Records from a collection
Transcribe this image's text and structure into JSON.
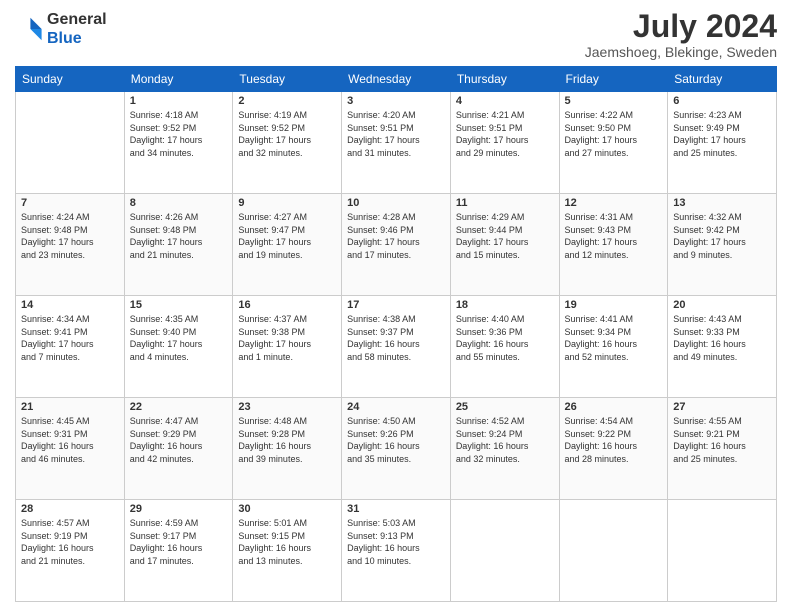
{
  "header": {
    "logo_general": "General",
    "logo_blue": "Blue",
    "month_title": "July 2024",
    "location": "Jaemshoeg, Blekinge, Sweden"
  },
  "days_of_week": [
    "Sunday",
    "Monday",
    "Tuesday",
    "Wednesday",
    "Thursday",
    "Friday",
    "Saturday"
  ],
  "weeks": [
    [
      {
        "day": "",
        "info": ""
      },
      {
        "day": "1",
        "info": "Sunrise: 4:18 AM\nSunset: 9:52 PM\nDaylight: 17 hours\nand 34 minutes."
      },
      {
        "day": "2",
        "info": "Sunrise: 4:19 AM\nSunset: 9:52 PM\nDaylight: 17 hours\nand 32 minutes."
      },
      {
        "day": "3",
        "info": "Sunrise: 4:20 AM\nSunset: 9:51 PM\nDaylight: 17 hours\nand 31 minutes."
      },
      {
        "day": "4",
        "info": "Sunrise: 4:21 AM\nSunset: 9:51 PM\nDaylight: 17 hours\nand 29 minutes."
      },
      {
        "day": "5",
        "info": "Sunrise: 4:22 AM\nSunset: 9:50 PM\nDaylight: 17 hours\nand 27 minutes."
      },
      {
        "day": "6",
        "info": "Sunrise: 4:23 AM\nSunset: 9:49 PM\nDaylight: 17 hours\nand 25 minutes."
      }
    ],
    [
      {
        "day": "7",
        "info": "Sunrise: 4:24 AM\nSunset: 9:48 PM\nDaylight: 17 hours\nand 23 minutes."
      },
      {
        "day": "8",
        "info": "Sunrise: 4:26 AM\nSunset: 9:48 PM\nDaylight: 17 hours\nand 21 minutes."
      },
      {
        "day": "9",
        "info": "Sunrise: 4:27 AM\nSunset: 9:47 PM\nDaylight: 17 hours\nand 19 minutes."
      },
      {
        "day": "10",
        "info": "Sunrise: 4:28 AM\nSunset: 9:46 PM\nDaylight: 17 hours\nand 17 minutes."
      },
      {
        "day": "11",
        "info": "Sunrise: 4:29 AM\nSunset: 9:44 PM\nDaylight: 17 hours\nand 15 minutes."
      },
      {
        "day": "12",
        "info": "Sunrise: 4:31 AM\nSunset: 9:43 PM\nDaylight: 17 hours\nand 12 minutes."
      },
      {
        "day": "13",
        "info": "Sunrise: 4:32 AM\nSunset: 9:42 PM\nDaylight: 17 hours\nand 9 minutes."
      }
    ],
    [
      {
        "day": "14",
        "info": "Sunrise: 4:34 AM\nSunset: 9:41 PM\nDaylight: 17 hours\nand 7 minutes."
      },
      {
        "day": "15",
        "info": "Sunrise: 4:35 AM\nSunset: 9:40 PM\nDaylight: 17 hours\nand 4 minutes."
      },
      {
        "day": "16",
        "info": "Sunrise: 4:37 AM\nSunset: 9:38 PM\nDaylight: 17 hours\nand 1 minute."
      },
      {
        "day": "17",
        "info": "Sunrise: 4:38 AM\nSunset: 9:37 PM\nDaylight: 16 hours\nand 58 minutes."
      },
      {
        "day": "18",
        "info": "Sunrise: 4:40 AM\nSunset: 9:36 PM\nDaylight: 16 hours\nand 55 minutes."
      },
      {
        "day": "19",
        "info": "Sunrise: 4:41 AM\nSunset: 9:34 PM\nDaylight: 16 hours\nand 52 minutes."
      },
      {
        "day": "20",
        "info": "Sunrise: 4:43 AM\nSunset: 9:33 PM\nDaylight: 16 hours\nand 49 minutes."
      }
    ],
    [
      {
        "day": "21",
        "info": "Sunrise: 4:45 AM\nSunset: 9:31 PM\nDaylight: 16 hours\nand 46 minutes."
      },
      {
        "day": "22",
        "info": "Sunrise: 4:47 AM\nSunset: 9:29 PM\nDaylight: 16 hours\nand 42 minutes."
      },
      {
        "day": "23",
        "info": "Sunrise: 4:48 AM\nSunset: 9:28 PM\nDaylight: 16 hours\nand 39 minutes."
      },
      {
        "day": "24",
        "info": "Sunrise: 4:50 AM\nSunset: 9:26 PM\nDaylight: 16 hours\nand 35 minutes."
      },
      {
        "day": "25",
        "info": "Sunrise: 4:52 AM\nSunset: 9:24 PM\nDaylight: 16 hours\nand 32 minutes."
      },
      {
        "day": "26",
        "info": "Sunrise: 4:54 AM\nSunset: 9:22 PM\nDaylight: 16 hours\nand 28 minutes."
      },
      {
        "day": "27",
        "info": "Sunrise: 4:55 AM\nSunset: 9:21 PM\nDaylight: 16 hours\nand 25 minutes."
      }
    ],
    [
      {
        "day": "28",
        "info": "Sunrise: 4:57 AM\nSunset: 9:19 PM\nDaylight: 16 hours\nand 21 minutes."
      },
      {
        "day": "29",
        "info": "Sunrise: 4:59 AM\nSunset: 9:17 PM\nDaylight: 16 hours\nand 17 minutes."
      },
      {
        "day": "30",
        "info": "Sunrise: 5:01 AM\nSunset: 9:15 PM\nDaylight: 16 hours\nand 13 minutes."
      },
      {
        "day": "31",
        "info": "Sunrise: 5:03 AM\nSunset: 9:13 PM\nDaylight: 16 hours\nand 10 minutes."
      },
      {
        "day": "",
        "info": ""
      },
      {
        "day": "",
        "info": ""
      },
      {
        "day": "",
        "info": ""
      }
    ]
  ]
}
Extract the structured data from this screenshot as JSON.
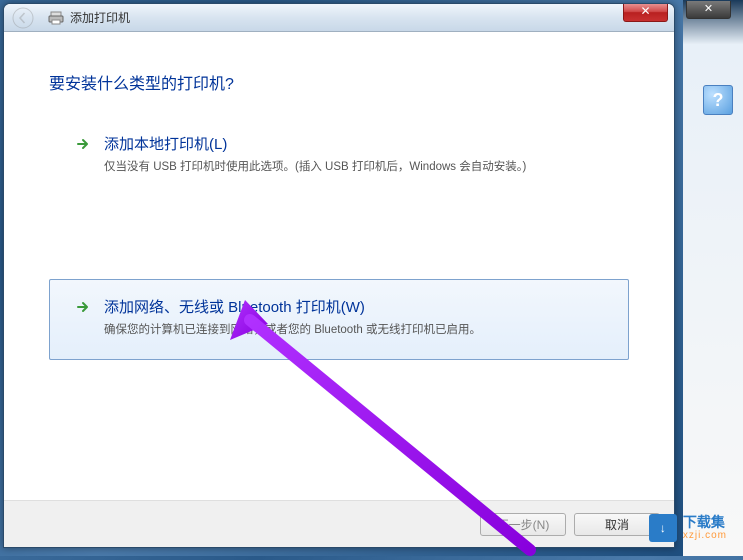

Challenge -> Every line containing the string "JSON" must be listed.

Solution to the exercise ->
Transcribe this image's text and structure into JSON.
Extract the structured data from this screenshot as JSON.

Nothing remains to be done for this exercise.